### SOURCE TEXT
Feeling confident yet?
Kendall Marshall is the best point guard left in the NCAA tournament, but he may not play another minute after fracturing the scaphoid bone in his right wrist last Sunday against Creighton. He had that wrist in a black brace Thursday at the Edward Jones Dome while the Tar Heels held their public practice. He did not participate in the practice, nor did he participate in Carolina's real workout earlier in the day.
Marshall says he is day-to-day and a final call will be made Friday, but he hasn't so much as dribbled a ball all week.
"I have a strong, strong inclination that he is not going to play," Williams said.
That's a strong, strong indication that freshman Stilman White will start in Marshall's absence. Until now, White's biggest claim to fame was making Cosmo's 24-man list of the "Hottest Guys of March Madness." Williams seems to view White as more of a hot mess, referring to him as "wacko" several times Thursday.
"He's really a nice kid," Williams said. "I mean, he's a little wacko now. … I mean, no, he's a lot wacko. But he's really a good kid. And we have enjoyed the dickens out of him.

### COLLECTED MATERIAL

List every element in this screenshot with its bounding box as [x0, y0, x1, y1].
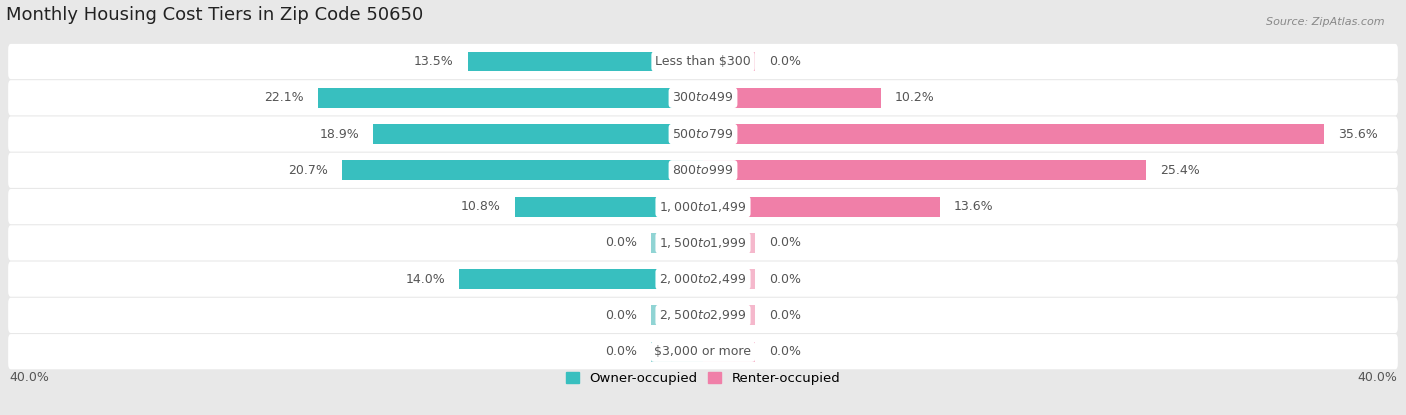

### TASK SET
1. According to the article about Kendall Marshall's wrist injury, why is freshman Stilman White likely to start?
2. In the article about Kendall Marshall's wrist injury, where did the Tar Heels hold their public practice on Thursday?
3. Pick up the article about Kendall Marshall's wrist injury after its last sentence and continue it.

### TASK ANSWERS
1. Kendall Marshall fractured the scaphoid bone in his right wrist against Creighton and has not dribbled a ball all week. Williams said he has "a strong, strong inclination" that Marshall will not play, so White is expected to start in his absence.

2. They held it at the Edward Jones Dome.

3.
"Stilman is like a little colt running around out there. Kendall thinks three plays ahead. Stilman's still trying to think [whether] he's got both shoes tied. … But Stilman's got a little toughness to him. I mean, he really does. Like I say, he's wacko and maybe it's the wacko to the extent that he doesn't realize it, but I like the toughness. He's willing to try to make plays. I don't worry any more about Stilman tomorrow than I would if he was going to play two minutes. Because he's still wacko. …
"We have thrown him out there a couple of minutes in some big games and he's done fine. And he comes back over to the bench and just sort of sits down and he's got this little grin on his face, and somebody will say, 'Good job.' And he will say, 'What did I do?' "
According to my Roy-to-English dictionary, "wacko" roughly translates to "clueless." That might work to White's advantage in a thankless situation like this. The enormity of the moment may sail right over the 6-foot top of White's addled head.
"He's just going to run with it," Marshall said. "He's not going to get worried about it. That's just Stilman."
The kid looks more like a member of Carolina's famed junior-varsity squad, and his season stats are the stuff of walk-ons: 0.7 points and 0.3 assists per game. His season high is three points, and he's made exactly one shot since January.
But if you think White is callow, the alternative is Justin Watts. He's a senior, but has spent no more than 10 minutes of his career playing point guard. So White is John Stockton by comparison.
White was signed last spring as point guard insurance, after Larry Drew II unexpectedly bolted from the program during the season. It turned out to be a very astute use of a scholarship.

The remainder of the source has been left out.